__INFORMATION GIVEN__.
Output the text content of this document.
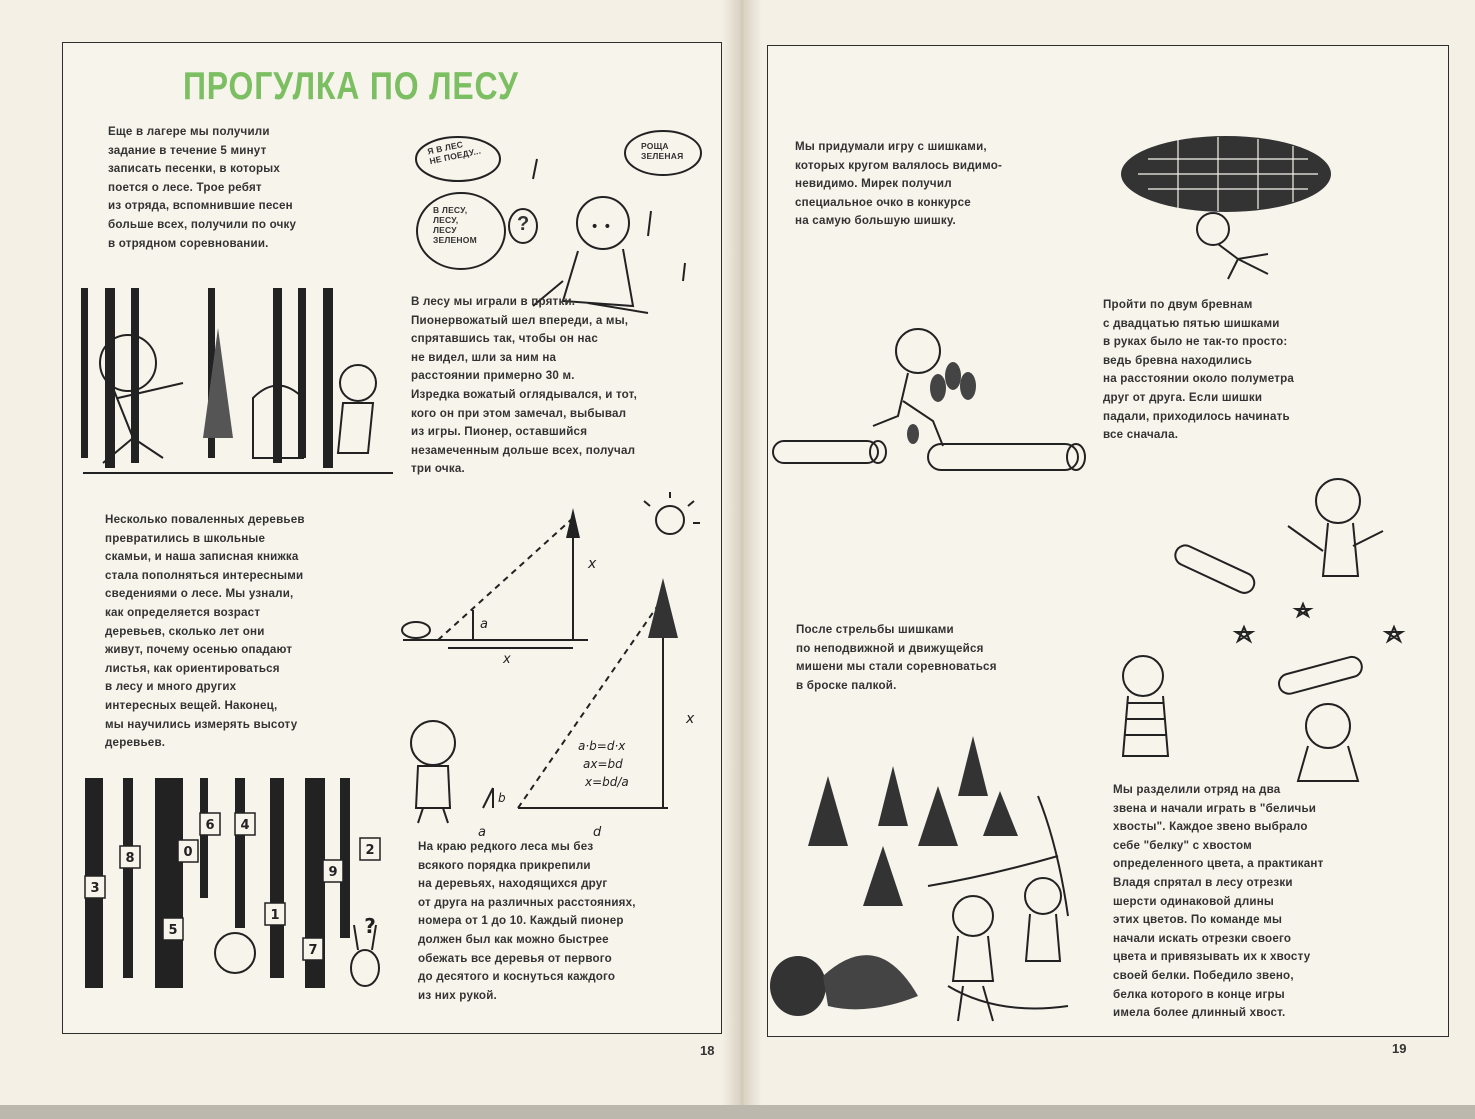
ПРОГУЛКА ПО ЛЕСУ
Еще в лагере мы получили
задание в течение 5 минут
записать песенки, в которых
поется о лесе. Трое ребят
из отряда, вспомнившие песен
больше всех, получили по очку
в отрядном соревновании.
• •
Я В ЛЕС
НЕ ПОЕДУ...	РОЩА
ЗЕЛЕНАЯ
В ЛЕСУ,
ЛЕСУ,
ЛЕСУ
ЗЕЛЕНОМ
?
В лесу мы играли в прятки.
Пионервожатый шел впереди, а мы,
спрятавшись так, чтобы он нас
не видел, шли за ним на
расстоянии примерно 30 м.
Изредка вожатый оглядывался, и тот,
кого он при этом замечал, выбывал
из игры. Пионер, оставшийся
незамеченным дольше всех, получал
три очка.
Несколько поваленных деревьев
превратились в школьные
скамьи, и наша записная книжка
стала пополняться интересными
сведениями о лесе. Мы узнали,
как определяется возраст
деревьев, сколько лет они
живут, почему осенью опадают
листья, как ориентироваться
в лесу и много других
интересных вещей. Наконец,
мы научились измерять высоту
деревьев.
x
a
x
x
b
a	d
a·b=d·x
ax=bd
x=bd/a
3
8
6 4
0	2
9
5
1
7
?
На краю редкого леса мы без
всякого порядка прикрепили
на деревьях, находящихся друг
от друга на различных расстояниях,
номера от 1 до 10. Каждый пионер
должен был как можно быстрее
обежать все деревья от первого
до десятого и коснуться каждого
из них рукой.
18
Мы придумали игру с шишками,
которых кругом валялось видимо-
невидимо. Мирек получил
специальное очко в конкурсе
на самую большую шишку.
Пройти по двум бревнам
с двадцатью пятью шишками
в руках было не так-то просто:
ведь бревна находились
на расстоянии около полуметра
друг от друга. Если шишки
падали, приходилось начинать
все сначала.
После стрельбы шишками
по неподвижной и движущейся
мишени мы стали соревноваться
в броске палкой.
Мы разделили отряд на два
звена и начали играть в "беличьи
хвосты". Каждое звено выбрало
себе "белку" с хвостом
определенного цвета, а практикант
Владя спрятал в лесу отрезки
шерсти одинаковой длины
этих цветов. По команде мы
начали искать отрезки своего
цвета и привязывать их к хвосту
своей белки. Победило звено,
белка которого в конце игры
имела более длинный хвост.
19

__DIRECTIONS FOR THIS TASK__. Without including any picture, repeat the data exactly.

__WRITTEN RESPONSE__.
Output the text content of this document.
ПРОГУЛКА ПО ЛЕСУ
Еще в лагере мы получили
задание в течение 5 минут
записать песенки, в которых
поется о лесе. Трое ребят
из отряда, вспомнившие песен
больше всех, получили по очку
в отрядном соревновании.
• •
Я В ЛЕС
НЕ ПОЕДУ...	РОЩА
ЗЕЛЕНАЯ
В ЛЕСУ,
ЛЕСУ,
ЛЕСУ
ЗЕЛЕНОМ
?
В лесу мы играли в прятки.
Пионервожатый шел впереди, а мы,
спрятавшись так, чтобы он нас
не видел, шли за ним на
расстоянии примерно 30 м.
Изредка вожатый оглядывался, и тот,
кого он при этом замечал, выбывал
из игры. Пионер, оставшийся
незамеченным дольше всех, получал
три очка.
Несколько поваленных деревьев
превратились в школьные
скамьи, и наша записная книжка
стала пополняться интересными
сведениями о лесе. Мы узнали,
как определяется возраст
деревьев, сколько лет они
живут, почему осенью опадают
листья, как ориентироваться
в лесу и много других
интересных вещей. Наконец,
мы научились измерять высоту
деревьев.
x
a
x
x
b
a	d
a·b=d·x
ax=bd
x=bd/a
3
8
6 4
0	2
9
5
1
7
?
На краю редкого леса мы без
всякого порядка прикрепили
на деревьях, находящихся друг
от друга на различных расстояниях,
номера от 1 до 10. Каждый пионер
должен был как можно быстрее
обежать все деревья от первого
до десятого и коснуться каждого
из них рукой.
18
Мы придумали игру с шишками,
которых кругом валялось видимо-
невидимо. Мирек получил
специальное очко в конкурсе
на самую большую шишку.
Пройти по двум бревнам
с двадцатью пятью шишками
в руках было не так-то просто:
ведь бревна находились
на расстоянии около полуметра
друг от друга. Если шишки
падали, приходилось начинать
все сначала.
После стрельбы шишками
по неподвижной и движущейся
мишени мы стали соревноваться
в броске палкой.
Мы разделили отряд на два
звена и начали играть в "беличьи
хвосты". Каждое звено выбрало
себе "белку" с хвостом
определенного цвета, а практикант
Владя спрятал в лесу отрезки
шерсти одинаковой длины
этих цветов. По команде мы
начали искать отрезки своего
цвета и привязывать их к хвосту
своей белки. Победило звено,
белка которого в конце игры
имела более длинный хвост.
19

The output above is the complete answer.